-- START DATASET EXCERPTS --
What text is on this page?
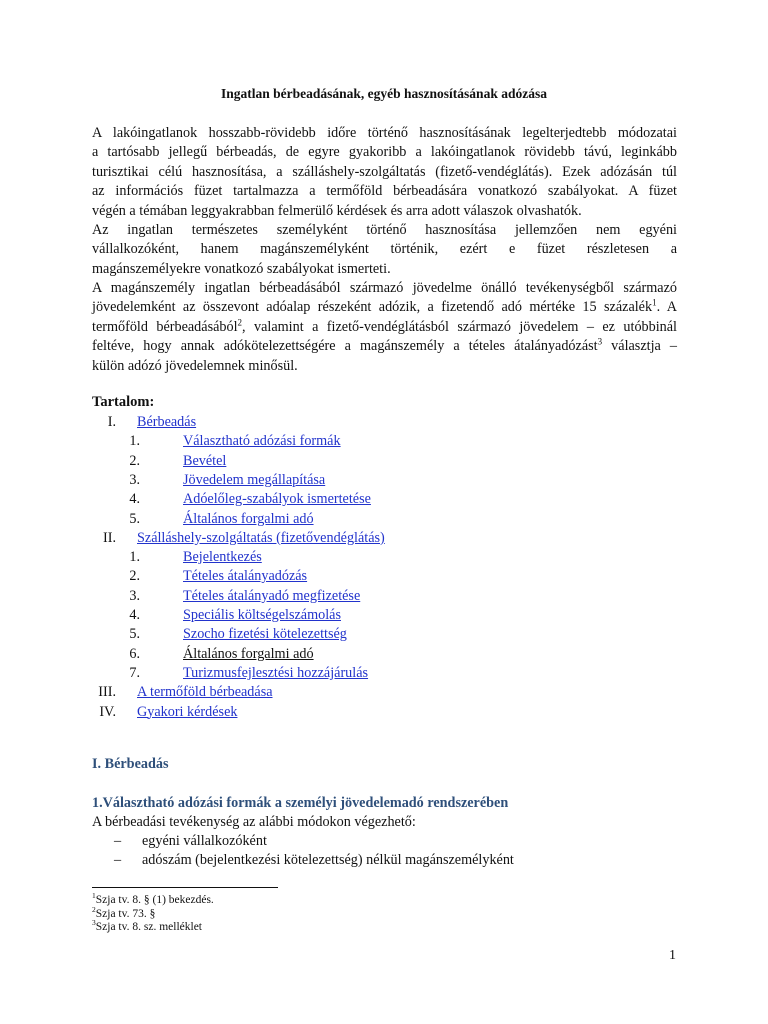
Ingatlan bérbeadásának, egyéb hasznosításának adózása
A lakóingatlanok hosszabb-rövidebb időre történő hasznosításának legelterjedtebb módozatai
a tartósabb jellegű bérbeadás, de egyre gyakoribb a lakóingatlanok rövidebb távú, leginkább
turisztikai célú hasznosítása, a szálláshely-szolgáltatás (fizető-vendéglátás). Ezek adózásán túl
az információs füzet tartalmazza a termőföld bérbeadására vonatkozó szabályokat. A füzet
végén a témában leggyakrabban felmerülő kérdések és arra adott válaszok olvashatók.
Az ingatlan természetes személyként történő hasznosítása jellemzően nem egyéni
vállalkozóként, hanem magánszemélyként történik, ezért e füzet részletesen a
magánszemélyekre vonatkozó szabályokat ismerteti.
A magánszemély ingatlan bérbeadásából származó jövedelme önálló tevékenységből származó
jövedelemként az összevont adóalap részeként adózik, a fizetendő adó mértéke 15 százalék$^1$. A
termőföld bérbeadásából$^2$, valamint a fizető-vendéglátásból származó jövedelem – ez utóbbinál
feltéve, hogy annak adókötelezettségére a magánszemély a tételes átalányadózást$^3$ választja –
külön adózó jövedelemnek minősül.
Tartalom:
I. Bérbeadás
1.	Választható adózási formák
2.	Bevétel
3.	Jövedelem megállapítása
4.	Adóelőleg-szabályok ismertetése
5.	Általános forgalmi adó
II. Szálláshely-szolgáltatás (fizetővendéglátás)
1.	Bejelentkezés
2.	Tételes átalányadózás
3.	Tételes átalányadó megfizetése
4.	Speciális költségelszámolás
5.	Szocho fizetési kötelezettség
6.	Általános forgalmi adó
7.	Turizmusfejlesztési hozzájárulás
III. A termőföld bérbeadása
IV. Gyakori kérdések
I. Bérbeadás
1.Választható adózási formák a személyi jövedelemadó rendszerében
A bérbeadási tevékenység az alábbi módokon végezhető:
– egyéni vállalkozóként
– adószám (bejelentkezési kötelezettség) nélkül magánszemélyként
$^1$Szja tv. 8. § (1) bekezdés.
$^2$Szja tv. 73. §
$^3$Szja tv. 8. sz. melléklet
1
-- END DATASET EXCERPTS --
__SET EXERCISE__: Give only the number of lines in the material above where the string "adózási" appears.

__FINISHED TASK__: 2